▸ **Written exercise**
All entries are to be quoted exactly; the images stay out of the copy.

+++ Data records

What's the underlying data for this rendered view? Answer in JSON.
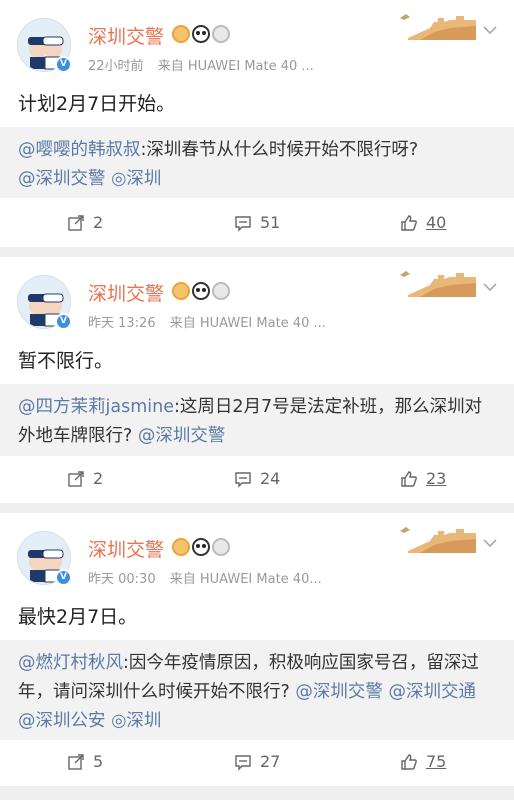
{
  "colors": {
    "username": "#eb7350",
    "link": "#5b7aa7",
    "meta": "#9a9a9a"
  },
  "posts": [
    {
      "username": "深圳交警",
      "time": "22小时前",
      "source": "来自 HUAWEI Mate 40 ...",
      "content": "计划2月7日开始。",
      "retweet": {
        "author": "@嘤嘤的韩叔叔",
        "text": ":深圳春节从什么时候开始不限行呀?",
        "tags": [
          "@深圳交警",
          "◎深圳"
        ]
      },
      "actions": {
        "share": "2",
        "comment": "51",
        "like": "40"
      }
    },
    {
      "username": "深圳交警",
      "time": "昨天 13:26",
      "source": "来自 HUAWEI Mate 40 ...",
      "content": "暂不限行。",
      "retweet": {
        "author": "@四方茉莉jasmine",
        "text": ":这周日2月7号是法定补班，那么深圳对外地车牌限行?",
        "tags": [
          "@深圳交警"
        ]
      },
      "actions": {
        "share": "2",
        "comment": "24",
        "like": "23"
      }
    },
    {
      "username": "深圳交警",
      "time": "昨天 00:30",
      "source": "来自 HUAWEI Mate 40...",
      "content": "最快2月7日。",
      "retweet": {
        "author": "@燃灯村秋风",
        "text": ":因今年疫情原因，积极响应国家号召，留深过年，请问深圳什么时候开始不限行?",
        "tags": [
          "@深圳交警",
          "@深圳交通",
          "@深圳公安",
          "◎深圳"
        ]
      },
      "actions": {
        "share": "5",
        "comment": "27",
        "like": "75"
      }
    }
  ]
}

++++++

▸ **Response to this task**
What's the underlying data for this rendered view? Answer in JSON.
{
  "colors": {
    "username": "#eb7350",
    "link": "#5b7aa7",
    "meta": "#9a9a9a"
  },
  "posts": [
    {
      "username": "深圳交警",
      "time": "22小时前",
      "source": "来自 HUAWEI Mate 40 ...",
      "content": "计划2月7日开始。",
      "retweet": {
        "author": "@嘤嘤的韩叔叔",
        "text": ":深圳春节从什么时候开始不限行呀?",
        "tags": [
          "@深圳交警",
          "◎深圳"
        ]
      },
      "actions": {
        "share": "2",
        "comment": "51",
        "like": "40"
      }
    },
    {
      "username": "深圳交警",
      "time": "昨天 13:26",
      "source": "来自 HUAWEI Mate 40 ...",
      "content": "暂不限行。",
      "retweet": {
        "author": "@四方茉莉jasmine",
        "text": ":这周日2月7号是法定补班，那么深圳对外地车牌限行?",
        "tags": [
          "@深圳交警"
        ]
      },
      "actions": {
        "share": "2",
        "comment": "24",
        "like": "23"
      }
    },
    {
      "username": "深圳交警",
      "time": "昨天 00:30",
      "source": "来自 HUAWEI Mate 40...",
      "content": "最快2月7日。",
      "retweet": {
        "author": "@燃灯村秋风",
        "text": ":因今年疫情原因，积极响应国家号召，留深过年，请问深圳什么时候开始不限行?",
        "tags": [
          "@深圳交警",
          "@深圳交通",
          "@深圳公安",
          "◎深圳"
        ]
      },
      "actions": {
        "share": "5",
        "comment": "27",
        "like": "75"
      }
    }
  ]
}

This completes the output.